## Begin
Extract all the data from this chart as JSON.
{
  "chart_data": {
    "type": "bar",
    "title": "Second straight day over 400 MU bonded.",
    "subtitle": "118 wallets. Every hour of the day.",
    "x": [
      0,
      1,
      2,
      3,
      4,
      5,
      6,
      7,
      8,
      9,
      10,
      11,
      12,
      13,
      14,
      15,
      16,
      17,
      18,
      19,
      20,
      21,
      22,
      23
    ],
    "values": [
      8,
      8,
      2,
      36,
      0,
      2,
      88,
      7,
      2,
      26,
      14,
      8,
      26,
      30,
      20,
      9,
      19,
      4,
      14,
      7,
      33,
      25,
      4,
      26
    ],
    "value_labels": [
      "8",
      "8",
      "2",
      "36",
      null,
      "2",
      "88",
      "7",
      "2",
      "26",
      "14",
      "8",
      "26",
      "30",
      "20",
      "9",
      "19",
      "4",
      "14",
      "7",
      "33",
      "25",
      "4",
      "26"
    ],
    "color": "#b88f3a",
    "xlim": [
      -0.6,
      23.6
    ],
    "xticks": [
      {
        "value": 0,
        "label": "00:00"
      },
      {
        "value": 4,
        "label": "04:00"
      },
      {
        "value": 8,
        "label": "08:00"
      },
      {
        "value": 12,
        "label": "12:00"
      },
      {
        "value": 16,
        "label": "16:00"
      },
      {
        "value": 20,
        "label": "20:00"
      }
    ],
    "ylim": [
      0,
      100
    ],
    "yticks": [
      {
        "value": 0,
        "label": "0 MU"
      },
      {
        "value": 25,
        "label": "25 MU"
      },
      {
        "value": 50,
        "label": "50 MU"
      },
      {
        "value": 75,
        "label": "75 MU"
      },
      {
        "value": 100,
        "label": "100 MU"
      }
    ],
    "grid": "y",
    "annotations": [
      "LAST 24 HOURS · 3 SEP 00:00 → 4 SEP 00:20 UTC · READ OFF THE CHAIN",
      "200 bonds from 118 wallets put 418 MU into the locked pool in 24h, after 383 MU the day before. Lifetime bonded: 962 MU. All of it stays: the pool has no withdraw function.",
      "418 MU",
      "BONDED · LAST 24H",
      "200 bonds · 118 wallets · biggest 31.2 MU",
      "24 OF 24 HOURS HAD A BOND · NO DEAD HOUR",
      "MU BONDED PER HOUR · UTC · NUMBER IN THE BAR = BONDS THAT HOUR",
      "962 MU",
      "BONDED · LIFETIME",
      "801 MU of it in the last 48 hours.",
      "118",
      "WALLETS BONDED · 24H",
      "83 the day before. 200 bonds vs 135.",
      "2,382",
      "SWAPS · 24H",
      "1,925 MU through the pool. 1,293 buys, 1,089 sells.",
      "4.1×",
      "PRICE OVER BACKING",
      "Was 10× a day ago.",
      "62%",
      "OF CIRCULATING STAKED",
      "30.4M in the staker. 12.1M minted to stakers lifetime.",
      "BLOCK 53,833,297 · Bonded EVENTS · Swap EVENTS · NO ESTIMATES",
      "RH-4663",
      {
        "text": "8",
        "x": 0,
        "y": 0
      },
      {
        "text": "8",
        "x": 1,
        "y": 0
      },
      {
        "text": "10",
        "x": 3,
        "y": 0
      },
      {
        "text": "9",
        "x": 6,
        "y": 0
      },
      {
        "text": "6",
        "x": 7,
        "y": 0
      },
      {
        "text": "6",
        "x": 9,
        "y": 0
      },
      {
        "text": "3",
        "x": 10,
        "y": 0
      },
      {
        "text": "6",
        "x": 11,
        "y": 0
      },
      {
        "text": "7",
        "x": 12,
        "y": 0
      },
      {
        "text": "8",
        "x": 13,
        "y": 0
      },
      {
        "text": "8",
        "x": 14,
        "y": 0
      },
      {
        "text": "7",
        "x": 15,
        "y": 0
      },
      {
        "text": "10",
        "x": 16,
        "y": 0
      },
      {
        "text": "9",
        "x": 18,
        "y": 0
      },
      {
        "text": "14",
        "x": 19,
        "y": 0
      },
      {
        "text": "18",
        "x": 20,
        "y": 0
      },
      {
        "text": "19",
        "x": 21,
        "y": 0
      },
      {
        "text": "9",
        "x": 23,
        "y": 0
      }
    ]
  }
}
## End
Search the data above for lines holding "from" and copy each of them.

Extract all the data from this chart as JSON.
      "200 bonds from 118 wallets put 418 MU into the locked pool in 24h, after 383 MU the day before. Lifetime bonded: 962 MU. All of it stays: the pool has no withdraw function.",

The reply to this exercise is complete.